SHORT TASK>
Copy the data from the line that contains "Give me a plain-text" to its last line, exactly, including both of those lines and leaving out everything before.

RECORDS TO PROCESS>
** Begin **
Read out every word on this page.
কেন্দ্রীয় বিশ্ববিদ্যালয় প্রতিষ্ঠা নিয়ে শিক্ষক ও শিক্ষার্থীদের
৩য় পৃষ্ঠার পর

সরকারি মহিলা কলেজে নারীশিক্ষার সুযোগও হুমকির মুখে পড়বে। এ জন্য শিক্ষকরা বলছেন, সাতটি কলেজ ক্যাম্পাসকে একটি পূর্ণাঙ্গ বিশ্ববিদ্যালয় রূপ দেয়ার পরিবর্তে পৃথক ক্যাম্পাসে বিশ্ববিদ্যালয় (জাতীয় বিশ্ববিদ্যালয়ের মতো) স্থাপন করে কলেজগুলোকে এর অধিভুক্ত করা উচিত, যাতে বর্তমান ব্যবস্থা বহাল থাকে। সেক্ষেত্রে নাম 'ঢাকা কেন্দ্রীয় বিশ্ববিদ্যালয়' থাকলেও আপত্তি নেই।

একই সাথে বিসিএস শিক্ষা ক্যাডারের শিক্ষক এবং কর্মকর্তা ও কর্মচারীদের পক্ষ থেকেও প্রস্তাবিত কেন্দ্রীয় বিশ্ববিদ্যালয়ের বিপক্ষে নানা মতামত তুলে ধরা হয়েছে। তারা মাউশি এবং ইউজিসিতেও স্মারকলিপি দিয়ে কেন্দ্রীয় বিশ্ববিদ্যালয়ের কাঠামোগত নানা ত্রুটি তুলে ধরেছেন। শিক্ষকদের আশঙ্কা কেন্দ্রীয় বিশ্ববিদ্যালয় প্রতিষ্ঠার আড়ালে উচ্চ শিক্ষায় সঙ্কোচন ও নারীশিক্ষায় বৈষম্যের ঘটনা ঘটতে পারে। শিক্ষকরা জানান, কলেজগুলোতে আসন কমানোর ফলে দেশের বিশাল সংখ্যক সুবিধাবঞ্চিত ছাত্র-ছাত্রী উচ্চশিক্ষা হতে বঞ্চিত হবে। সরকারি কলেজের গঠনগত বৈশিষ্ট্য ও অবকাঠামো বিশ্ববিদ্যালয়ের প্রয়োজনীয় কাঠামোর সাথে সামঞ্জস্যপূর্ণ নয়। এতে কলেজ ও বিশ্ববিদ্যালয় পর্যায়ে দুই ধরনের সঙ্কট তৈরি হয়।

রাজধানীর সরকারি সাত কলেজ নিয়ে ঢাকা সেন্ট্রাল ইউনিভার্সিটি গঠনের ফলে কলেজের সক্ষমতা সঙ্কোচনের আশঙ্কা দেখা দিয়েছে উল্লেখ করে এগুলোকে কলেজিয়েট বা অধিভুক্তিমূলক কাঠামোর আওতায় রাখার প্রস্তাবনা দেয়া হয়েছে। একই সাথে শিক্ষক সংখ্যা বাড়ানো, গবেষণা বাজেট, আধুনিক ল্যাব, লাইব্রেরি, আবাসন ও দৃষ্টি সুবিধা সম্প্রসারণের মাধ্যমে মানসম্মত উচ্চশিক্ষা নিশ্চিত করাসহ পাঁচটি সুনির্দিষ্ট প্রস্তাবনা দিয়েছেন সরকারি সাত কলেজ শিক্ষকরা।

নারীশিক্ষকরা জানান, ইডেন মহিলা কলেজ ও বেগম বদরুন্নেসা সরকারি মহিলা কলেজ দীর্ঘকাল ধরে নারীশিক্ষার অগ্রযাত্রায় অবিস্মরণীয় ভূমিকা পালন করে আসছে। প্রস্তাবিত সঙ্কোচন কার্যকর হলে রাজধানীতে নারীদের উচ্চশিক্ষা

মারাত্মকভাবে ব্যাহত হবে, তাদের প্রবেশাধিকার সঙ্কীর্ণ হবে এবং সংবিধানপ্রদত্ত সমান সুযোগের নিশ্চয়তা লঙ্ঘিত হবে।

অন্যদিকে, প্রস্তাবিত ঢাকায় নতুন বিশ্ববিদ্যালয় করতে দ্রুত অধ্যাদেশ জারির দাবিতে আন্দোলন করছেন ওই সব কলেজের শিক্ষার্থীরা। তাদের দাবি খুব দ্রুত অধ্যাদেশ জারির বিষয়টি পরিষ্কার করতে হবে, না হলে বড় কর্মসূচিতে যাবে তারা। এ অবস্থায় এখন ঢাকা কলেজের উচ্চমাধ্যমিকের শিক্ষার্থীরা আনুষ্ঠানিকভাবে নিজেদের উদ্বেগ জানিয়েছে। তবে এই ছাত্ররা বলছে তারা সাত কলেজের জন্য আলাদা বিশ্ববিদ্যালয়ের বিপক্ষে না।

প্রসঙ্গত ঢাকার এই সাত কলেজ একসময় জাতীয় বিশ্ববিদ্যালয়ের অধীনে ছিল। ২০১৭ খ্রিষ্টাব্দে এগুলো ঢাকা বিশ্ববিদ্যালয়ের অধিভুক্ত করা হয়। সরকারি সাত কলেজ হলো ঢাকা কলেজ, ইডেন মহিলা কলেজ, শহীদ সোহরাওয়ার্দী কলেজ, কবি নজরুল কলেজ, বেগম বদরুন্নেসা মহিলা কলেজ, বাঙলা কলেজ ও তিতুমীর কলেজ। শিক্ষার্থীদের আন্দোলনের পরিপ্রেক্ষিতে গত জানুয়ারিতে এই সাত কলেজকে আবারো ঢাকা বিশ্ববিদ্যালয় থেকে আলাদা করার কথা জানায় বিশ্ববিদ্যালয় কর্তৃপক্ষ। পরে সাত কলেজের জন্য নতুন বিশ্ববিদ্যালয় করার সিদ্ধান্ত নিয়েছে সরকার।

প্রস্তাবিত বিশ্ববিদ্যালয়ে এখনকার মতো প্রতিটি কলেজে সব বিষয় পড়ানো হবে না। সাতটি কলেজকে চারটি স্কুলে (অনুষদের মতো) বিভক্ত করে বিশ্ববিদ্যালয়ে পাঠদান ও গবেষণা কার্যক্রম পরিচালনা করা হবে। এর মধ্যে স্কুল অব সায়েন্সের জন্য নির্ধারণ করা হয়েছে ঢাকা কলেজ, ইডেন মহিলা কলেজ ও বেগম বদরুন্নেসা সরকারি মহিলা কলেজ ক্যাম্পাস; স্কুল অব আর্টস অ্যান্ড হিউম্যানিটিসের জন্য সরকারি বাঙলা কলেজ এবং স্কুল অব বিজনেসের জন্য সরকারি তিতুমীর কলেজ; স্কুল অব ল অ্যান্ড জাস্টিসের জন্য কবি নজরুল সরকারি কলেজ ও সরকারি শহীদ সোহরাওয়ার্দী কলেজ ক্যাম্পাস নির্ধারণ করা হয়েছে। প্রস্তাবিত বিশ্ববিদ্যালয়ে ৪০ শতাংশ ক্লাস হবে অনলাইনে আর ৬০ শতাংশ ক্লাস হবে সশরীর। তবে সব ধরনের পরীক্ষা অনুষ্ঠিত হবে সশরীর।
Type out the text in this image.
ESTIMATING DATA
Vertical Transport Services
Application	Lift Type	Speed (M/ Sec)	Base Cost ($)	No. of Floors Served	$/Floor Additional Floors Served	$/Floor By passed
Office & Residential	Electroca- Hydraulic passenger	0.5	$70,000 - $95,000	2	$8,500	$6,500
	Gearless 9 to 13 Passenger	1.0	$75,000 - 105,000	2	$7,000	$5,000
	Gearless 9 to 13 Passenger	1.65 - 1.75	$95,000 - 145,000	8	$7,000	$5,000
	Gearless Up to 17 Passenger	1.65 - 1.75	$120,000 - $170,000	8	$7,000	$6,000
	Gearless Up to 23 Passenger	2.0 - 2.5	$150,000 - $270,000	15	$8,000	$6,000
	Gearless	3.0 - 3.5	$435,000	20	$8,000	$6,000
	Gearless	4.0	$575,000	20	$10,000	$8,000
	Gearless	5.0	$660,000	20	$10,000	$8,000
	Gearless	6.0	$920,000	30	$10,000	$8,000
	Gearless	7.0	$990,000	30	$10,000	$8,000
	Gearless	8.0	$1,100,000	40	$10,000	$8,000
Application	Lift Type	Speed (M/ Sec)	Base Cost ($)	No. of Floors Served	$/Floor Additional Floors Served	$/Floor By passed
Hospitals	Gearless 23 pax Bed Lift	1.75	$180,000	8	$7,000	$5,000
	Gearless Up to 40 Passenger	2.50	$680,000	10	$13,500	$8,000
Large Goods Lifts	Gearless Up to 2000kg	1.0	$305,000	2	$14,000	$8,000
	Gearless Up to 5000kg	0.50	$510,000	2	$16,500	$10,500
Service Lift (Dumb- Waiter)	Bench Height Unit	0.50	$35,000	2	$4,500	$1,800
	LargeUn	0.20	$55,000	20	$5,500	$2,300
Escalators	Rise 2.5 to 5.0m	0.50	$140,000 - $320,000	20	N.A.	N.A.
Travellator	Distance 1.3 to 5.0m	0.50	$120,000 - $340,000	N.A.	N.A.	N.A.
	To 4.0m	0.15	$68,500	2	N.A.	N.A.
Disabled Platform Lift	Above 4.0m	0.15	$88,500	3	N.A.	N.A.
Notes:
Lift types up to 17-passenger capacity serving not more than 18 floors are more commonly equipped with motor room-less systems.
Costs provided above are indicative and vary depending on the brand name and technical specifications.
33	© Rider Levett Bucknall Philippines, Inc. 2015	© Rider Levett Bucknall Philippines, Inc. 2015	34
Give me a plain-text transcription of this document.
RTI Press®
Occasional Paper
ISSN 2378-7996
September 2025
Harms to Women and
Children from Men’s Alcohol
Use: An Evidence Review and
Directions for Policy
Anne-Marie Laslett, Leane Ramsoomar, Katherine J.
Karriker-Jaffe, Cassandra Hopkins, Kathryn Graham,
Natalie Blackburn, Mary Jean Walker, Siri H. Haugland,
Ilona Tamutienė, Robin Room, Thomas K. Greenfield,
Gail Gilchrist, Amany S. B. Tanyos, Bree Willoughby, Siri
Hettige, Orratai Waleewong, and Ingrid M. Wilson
** End **
WRITTEN ANSWER>
Give me a plain-text transcription of this document.
RTI Press®
Occasional Paper
ISSN 2378-7996
September 2025
Harms to Women and
Children from Men’s Alcohol
Use: An Evidence Review and
Directions for Policy
Anne-Marie Laslett, Leane Ramsoomar, Katherine J.
Karriker-Jaffe, Cassandra Hopkins, Kathryn Graham,
Natalie Blackburn, Mary Jean Walker, Siri H. Haugland,
Ilona Tamutienė, Robin Room, Thomas K. Greenfield,
Gail Gilchrist, Amany S. B. Tanyos, Bree Willoughby, Siri
Hettige, Orratai Waleewong, and Ingrid M. Wilson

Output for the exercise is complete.